— start Record extracts —

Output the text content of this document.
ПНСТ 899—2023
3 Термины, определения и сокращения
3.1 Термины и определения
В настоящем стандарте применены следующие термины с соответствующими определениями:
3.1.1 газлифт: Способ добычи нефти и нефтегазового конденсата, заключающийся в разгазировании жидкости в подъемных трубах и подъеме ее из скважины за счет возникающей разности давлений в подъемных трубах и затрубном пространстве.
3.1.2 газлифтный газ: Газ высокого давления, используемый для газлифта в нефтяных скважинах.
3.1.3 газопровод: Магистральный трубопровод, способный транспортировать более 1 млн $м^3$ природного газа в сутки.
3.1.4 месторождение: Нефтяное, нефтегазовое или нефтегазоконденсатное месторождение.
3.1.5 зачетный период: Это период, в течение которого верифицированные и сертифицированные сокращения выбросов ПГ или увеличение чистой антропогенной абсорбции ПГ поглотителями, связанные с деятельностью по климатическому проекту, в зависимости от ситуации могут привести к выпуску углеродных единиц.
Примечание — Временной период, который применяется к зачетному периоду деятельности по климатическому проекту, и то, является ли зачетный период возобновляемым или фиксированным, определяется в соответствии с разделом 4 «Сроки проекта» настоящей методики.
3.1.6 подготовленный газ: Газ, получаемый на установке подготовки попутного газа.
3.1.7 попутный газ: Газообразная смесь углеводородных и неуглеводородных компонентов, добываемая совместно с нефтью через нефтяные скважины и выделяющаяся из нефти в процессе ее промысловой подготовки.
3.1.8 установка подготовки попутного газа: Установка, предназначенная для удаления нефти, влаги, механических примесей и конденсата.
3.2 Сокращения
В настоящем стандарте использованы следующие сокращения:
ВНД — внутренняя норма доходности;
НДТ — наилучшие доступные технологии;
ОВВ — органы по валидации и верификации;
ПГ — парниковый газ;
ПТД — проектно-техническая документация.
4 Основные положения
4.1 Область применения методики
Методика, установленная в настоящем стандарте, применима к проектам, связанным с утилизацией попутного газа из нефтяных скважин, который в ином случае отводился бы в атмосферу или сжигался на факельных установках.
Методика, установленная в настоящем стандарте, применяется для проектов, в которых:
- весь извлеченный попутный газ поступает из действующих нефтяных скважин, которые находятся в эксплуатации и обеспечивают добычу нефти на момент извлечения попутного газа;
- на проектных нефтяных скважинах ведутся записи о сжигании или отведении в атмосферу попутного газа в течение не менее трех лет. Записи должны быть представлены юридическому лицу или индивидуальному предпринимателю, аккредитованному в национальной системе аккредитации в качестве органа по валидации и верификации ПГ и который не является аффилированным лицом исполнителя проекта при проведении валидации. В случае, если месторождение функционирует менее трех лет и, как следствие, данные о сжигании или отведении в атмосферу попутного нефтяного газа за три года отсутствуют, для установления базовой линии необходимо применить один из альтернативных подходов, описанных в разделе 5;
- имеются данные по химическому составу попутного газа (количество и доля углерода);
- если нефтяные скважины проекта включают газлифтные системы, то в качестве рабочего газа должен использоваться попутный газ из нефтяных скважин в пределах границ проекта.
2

— end Record extracts —

- _Task to complete_: Determine how many of the lines above hold the word "попутного", and output that number by itself.

- _Solved exercise_: 6